Extracted data:
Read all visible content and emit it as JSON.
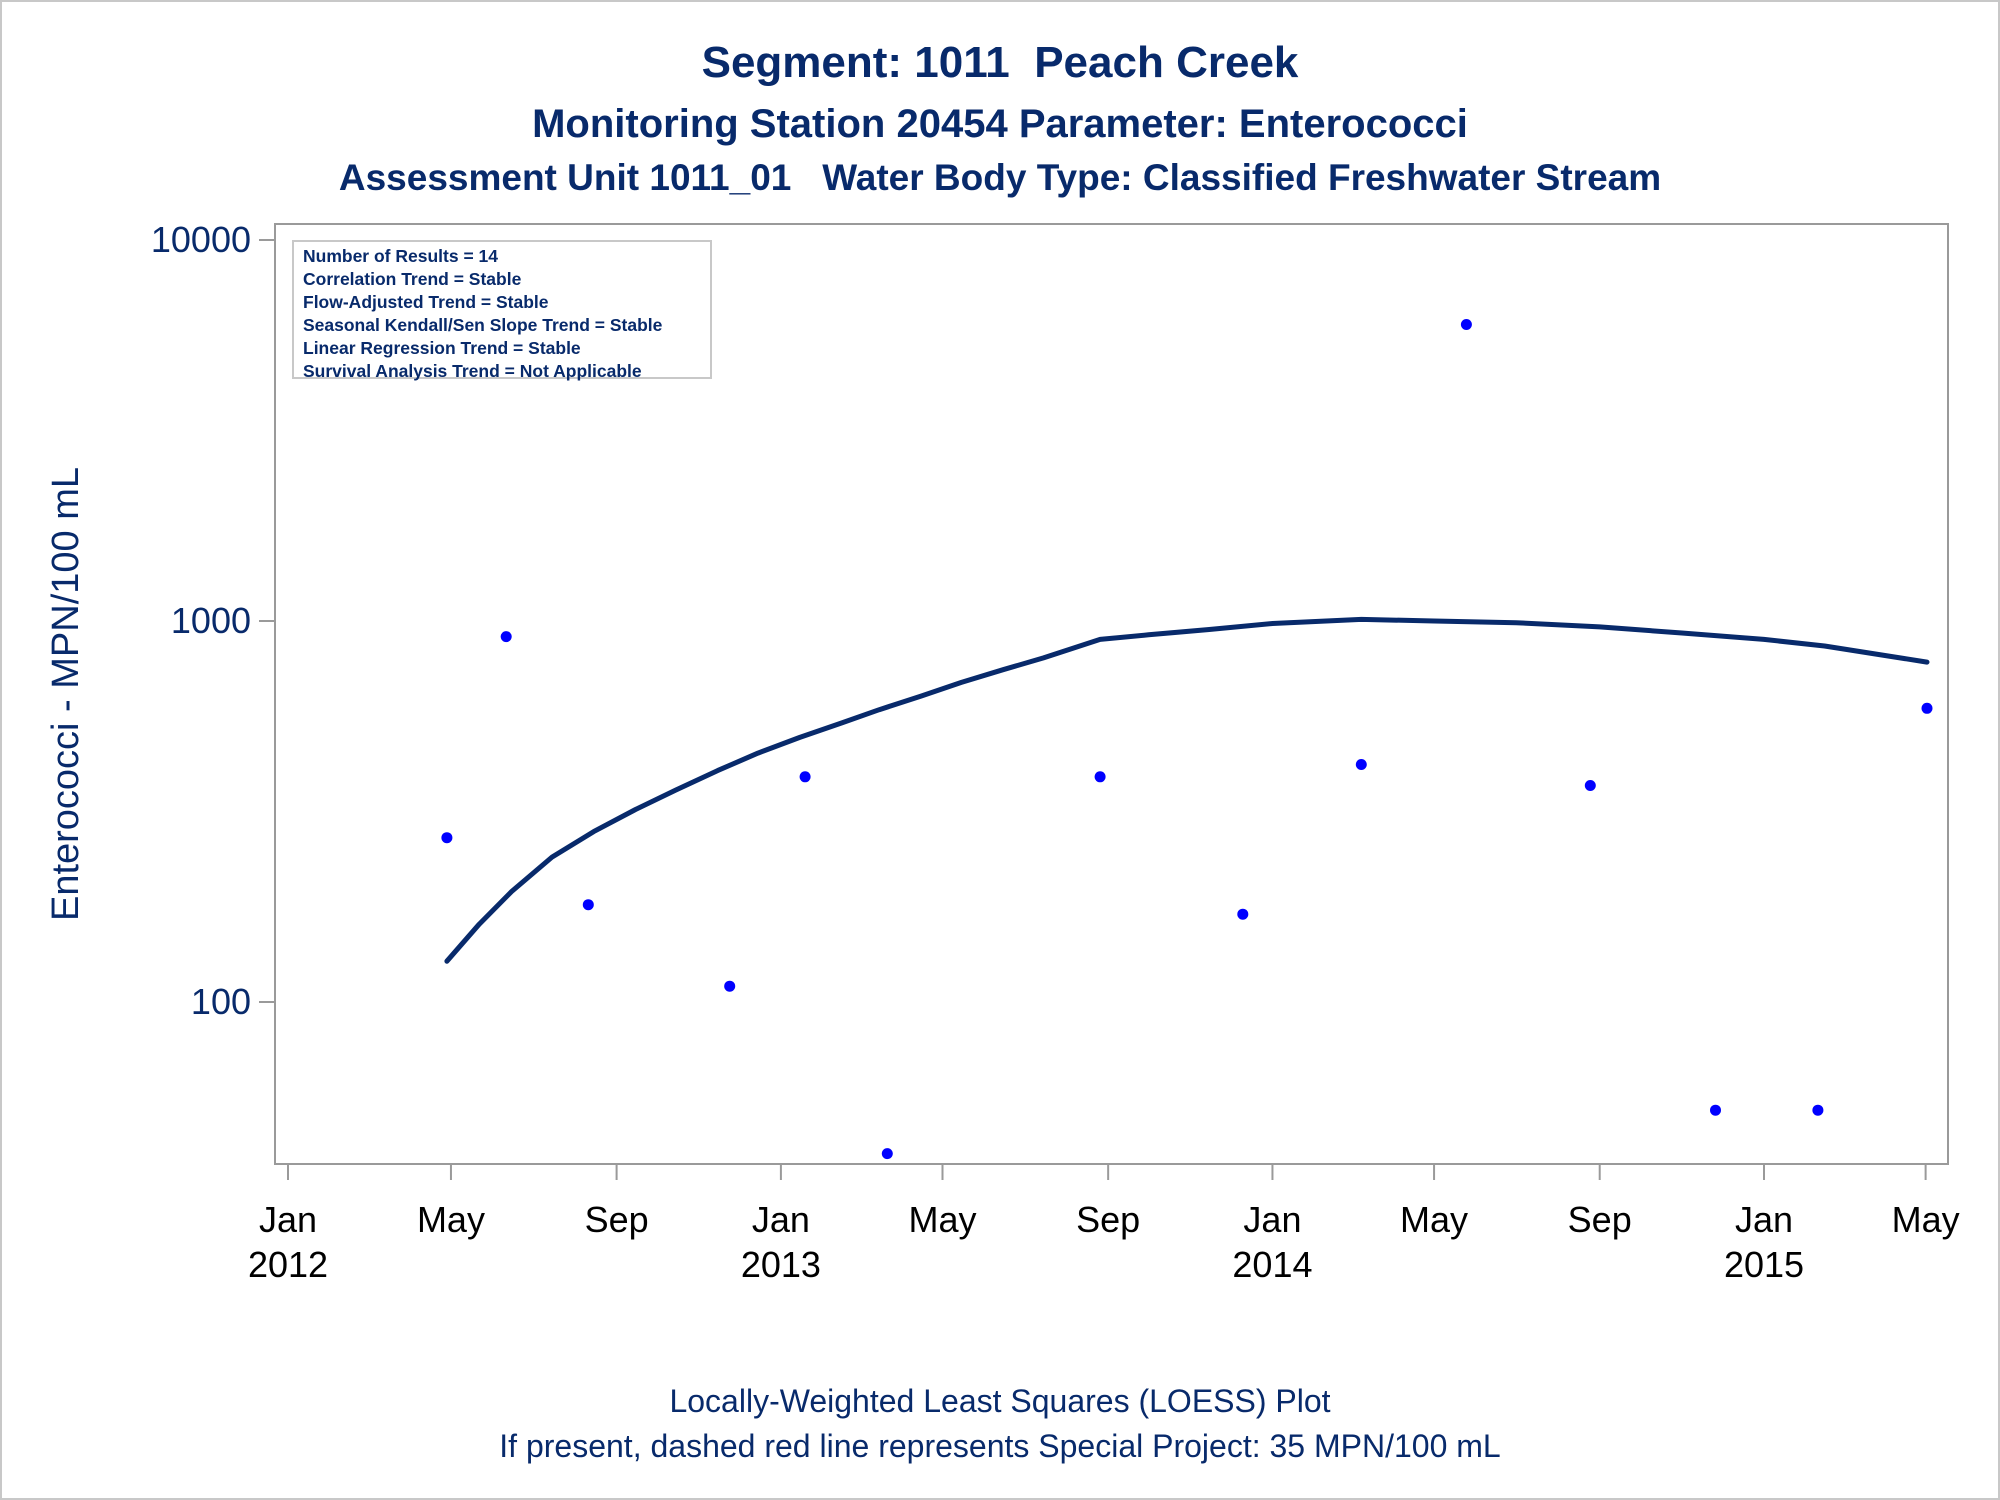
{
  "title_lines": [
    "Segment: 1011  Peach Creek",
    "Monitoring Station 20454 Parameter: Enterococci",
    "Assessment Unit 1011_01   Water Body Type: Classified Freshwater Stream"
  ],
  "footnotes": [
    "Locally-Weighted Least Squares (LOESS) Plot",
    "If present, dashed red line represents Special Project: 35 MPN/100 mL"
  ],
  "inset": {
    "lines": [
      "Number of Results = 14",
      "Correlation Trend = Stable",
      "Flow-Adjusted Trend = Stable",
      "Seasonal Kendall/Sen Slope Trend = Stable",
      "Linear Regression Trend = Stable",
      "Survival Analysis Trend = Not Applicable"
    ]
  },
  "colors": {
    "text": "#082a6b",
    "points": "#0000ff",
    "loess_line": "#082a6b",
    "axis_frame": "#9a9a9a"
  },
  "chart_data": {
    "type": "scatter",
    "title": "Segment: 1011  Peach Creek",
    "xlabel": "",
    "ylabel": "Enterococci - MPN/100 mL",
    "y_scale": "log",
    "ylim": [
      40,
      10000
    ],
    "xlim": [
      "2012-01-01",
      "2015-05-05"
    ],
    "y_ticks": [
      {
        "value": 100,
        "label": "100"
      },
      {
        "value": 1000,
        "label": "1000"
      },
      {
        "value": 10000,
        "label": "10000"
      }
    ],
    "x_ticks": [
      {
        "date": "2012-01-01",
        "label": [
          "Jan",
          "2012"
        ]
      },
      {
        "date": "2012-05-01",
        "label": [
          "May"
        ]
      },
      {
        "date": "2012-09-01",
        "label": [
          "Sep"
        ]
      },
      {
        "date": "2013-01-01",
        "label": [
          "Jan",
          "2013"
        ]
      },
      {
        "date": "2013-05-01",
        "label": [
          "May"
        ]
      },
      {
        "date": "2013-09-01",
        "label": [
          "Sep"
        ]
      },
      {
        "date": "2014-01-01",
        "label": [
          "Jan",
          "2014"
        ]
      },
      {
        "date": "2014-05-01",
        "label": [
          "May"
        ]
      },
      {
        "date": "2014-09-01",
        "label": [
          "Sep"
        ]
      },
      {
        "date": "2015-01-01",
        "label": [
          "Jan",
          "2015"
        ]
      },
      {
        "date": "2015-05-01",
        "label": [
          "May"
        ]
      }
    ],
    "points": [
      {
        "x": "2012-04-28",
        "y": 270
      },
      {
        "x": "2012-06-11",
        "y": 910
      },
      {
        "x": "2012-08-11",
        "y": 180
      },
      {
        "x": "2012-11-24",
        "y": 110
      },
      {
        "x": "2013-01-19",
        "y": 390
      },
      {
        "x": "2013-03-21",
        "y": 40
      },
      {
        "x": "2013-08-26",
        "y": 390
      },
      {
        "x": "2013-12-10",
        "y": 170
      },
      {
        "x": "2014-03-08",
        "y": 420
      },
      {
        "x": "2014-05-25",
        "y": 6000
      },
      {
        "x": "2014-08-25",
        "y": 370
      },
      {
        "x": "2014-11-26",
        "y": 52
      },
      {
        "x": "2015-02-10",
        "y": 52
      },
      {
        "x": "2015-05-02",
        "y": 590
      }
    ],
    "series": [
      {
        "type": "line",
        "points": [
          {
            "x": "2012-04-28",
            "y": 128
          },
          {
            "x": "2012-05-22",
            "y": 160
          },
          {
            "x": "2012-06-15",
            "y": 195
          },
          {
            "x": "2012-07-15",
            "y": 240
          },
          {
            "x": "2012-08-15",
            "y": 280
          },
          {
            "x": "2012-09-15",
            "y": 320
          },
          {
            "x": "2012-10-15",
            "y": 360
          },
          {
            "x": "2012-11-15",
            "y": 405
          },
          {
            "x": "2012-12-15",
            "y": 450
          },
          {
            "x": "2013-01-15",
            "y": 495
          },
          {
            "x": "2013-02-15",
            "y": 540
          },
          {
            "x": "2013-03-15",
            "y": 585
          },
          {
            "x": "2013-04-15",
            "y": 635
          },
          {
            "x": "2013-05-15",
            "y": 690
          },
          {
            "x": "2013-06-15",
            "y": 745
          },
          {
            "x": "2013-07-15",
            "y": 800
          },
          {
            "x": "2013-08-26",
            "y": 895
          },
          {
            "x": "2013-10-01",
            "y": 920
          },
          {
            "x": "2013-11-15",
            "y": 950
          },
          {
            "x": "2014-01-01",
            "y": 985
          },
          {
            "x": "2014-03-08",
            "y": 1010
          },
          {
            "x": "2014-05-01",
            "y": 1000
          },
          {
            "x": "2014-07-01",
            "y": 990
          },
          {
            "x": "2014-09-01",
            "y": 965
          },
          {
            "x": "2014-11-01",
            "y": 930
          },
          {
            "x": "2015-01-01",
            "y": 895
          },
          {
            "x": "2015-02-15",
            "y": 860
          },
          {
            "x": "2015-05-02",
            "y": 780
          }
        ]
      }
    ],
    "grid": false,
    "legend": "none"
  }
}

Task objective:
Copy the records exactly. Skip the pictures.

Solution to this exercise:
Read all visible content and emit it as JSON.
{
  "title_lines": [
    "Segment: 1011  Peach Creek",
    "Monitoring Station 20454 Parameter: Enterococci",
    "Assessment Unit 1011_01   Water Body Type: Classified Freshwater Stream"
  ],
  "footnotes": [
    "Locally-Weighted Least Squares (LOESS) Plot",
    "If present, dashed red line represents Special Project: 35 MPN/100 mL"
  ],
  "inset": {
    "lines": [
      "Number of Results = 14",
      "Correlation Trend = Stable",
      "Flow-Adjusted Trend = Stable",
      "Seasonal Kendall/Sen Slope Trend = Stable",
      "Linear Regression Trend = Stable",
      "Survival Analysis Trend = Not Applicable"
    ]
  },
  "colors": {
    "text": "#082a6b",
    "points": "#0000ff",
    "loess_line": "#082a6b",
    "axis_frame": "#9a9a9a"
  },
  "chart_data": {
    "type": "scatter",
    "title": "Segment: 1011  Peach Creek",
    "xlabel": "",
    "ylabel": "Enterococci - MPN/100 mL",
    "y_scale": "log",
    "ylim": [
      40,
      10000
    ],
    "xlim": [
      "2012-01-01",
      "2015-05-05"
    ],
    "y_ticks": [
      {
        "value": 100,
        "label": "100"
      },
      {
        "value": 1000,
        "label": "1000"
      },
      {
        "value": 10000,
        "label": "10000"
      }
    ],
    "x_ticks": [
      {
        "date": "2012-01-01",
        "label": [
          "Jan",
          "2012"
        ]
      },
      {
        "date": "2012-05-01",
        "label": [
          "May"
        ]
      },
      {
        "date": "2012-09-01",
        "label": [
          "Sep"
        ]
      },
      {
        "date": "2013-01-01",
        "label": [
          "Jan",
          "2013"
        ]
      },
      {
        "date": "2013-05-01",
        "label": [
          "May"
        ]
      },
      {
        "date": "2013-09-01",
        "label": [
          "Sep"
        ]
      },
      {
        "date": "2014-01-01",
        "label": [
          "Jan",
          "2014"
        ]
      },
      {
        "date": "2014-05-01",
        "label": [
          "May"
        ]
      },
      {
        "date": "2014-09-01",
        "label": [
          "Sep"
        ]
      },
      {
        "date": "2015-01-01",
        "label": [
          "Jan",
          "2015"
        ]
      },
      {
        "date": "2015-05-01",
        "label": [
          "May"
        ]
      }
    ],
    "points": [
      {
        "x": "2012-04-28",
        "y": 270
      },
      {
        "x": "2012-06-11",
        "y": 910
      },
      {
        "x": "2012-08-11",
        "y": 180
      },
      {
        "x": "2012-11-24",
        "y": 110
      },
      {
        "x": "2013-01-19",
        "y": 390
      },
      {
        "x": "2013-03-21",
        "y": 40
      },
      {
        "x": "2013-08-26",
        "y": 390
      },
      {
        "x": "2013-12-10",
        "y": 170
      },
      {
        "x": "2014-03-08",
        "y": 420
      },
      {
        "x": "2014-05-25",
        "y": 6000
      },
      {
        "x": "2014-08-25",
        "y": 370
      },
      {
        "x": "2014-11-26",
        "y": 52
      },
      {
        "x": "2015-02-10",
        "y": 52
      },
      {
        "x": "2015-05-02",
        "y": 590
      }
    ],
    "series": [
      {
        "type": "line",
        "points": [
          {
            "x": "2012-04-28",
            "y": 128
          },
          {
            "x": "2012-05-22",
            "y": 160
          },
          {
            "x": "2012-06-15",
            "y": 195
          },
          {
            "x": "2012-07-15",
            "y": 240
          },
          {
            "x": "2012-08-15",
            "y": 280
          },
          {
            "x": "2012-09-15",
            "y": 320
          },
          {
            "x": "2012-10-15",
            "y": 360
          },
          {
            "x": "2012-11-15",
            "y": 405
          },
          {
            "x": "2012-12-15",
            "y": 450
          },
          {
            "x": "2013-01-15",
            "y": 495
          },
          {
            "x": "2013-02-15",
            "y": 540
          },
          {
            "x": "2013-03-15",
            "y": 585
          },
          {
            "x": "2013-04-15",
            "y": 635
          },
          {
            "x": "2013-05-15",
            "y": 690
          },
          {
            "x": "2013-06-15",
            "y": 745
          },
          {
            "x": "2013-07-15",
            "y": 800
          },
          {
            "x": "2013-08-26",
            "y": 895
          },
          {
            "x": "2013-10-01",
            "y": 920
          },
          {
            "x": "2013-11-15",
            "y": 950
          },
          {
            "x": "2014-01-01",
            "y": 985
          },
          {
            "x": "2014-03-08",
            "y": 1010
          },
          {
            "x": "2014-05-01",
            "y": 1000
          },
          {
            "x": "2014-07-01",
            "y": 990
          },
          {
            "x": "2014-09-01",
            "y": 965
          },
          {
            "x": "2014-11-01",
            "y": 930
          },
          {
            "x": "2015-01-01",
            "y": 895
          },
          {
            "x": "2015-02-15",
            "y": 860
          },
          {
            "x": "2015-05-02",
            "y": 780
          }
        ]
      }
    ],
    "grid": false,
    "legend": "none"
  }
}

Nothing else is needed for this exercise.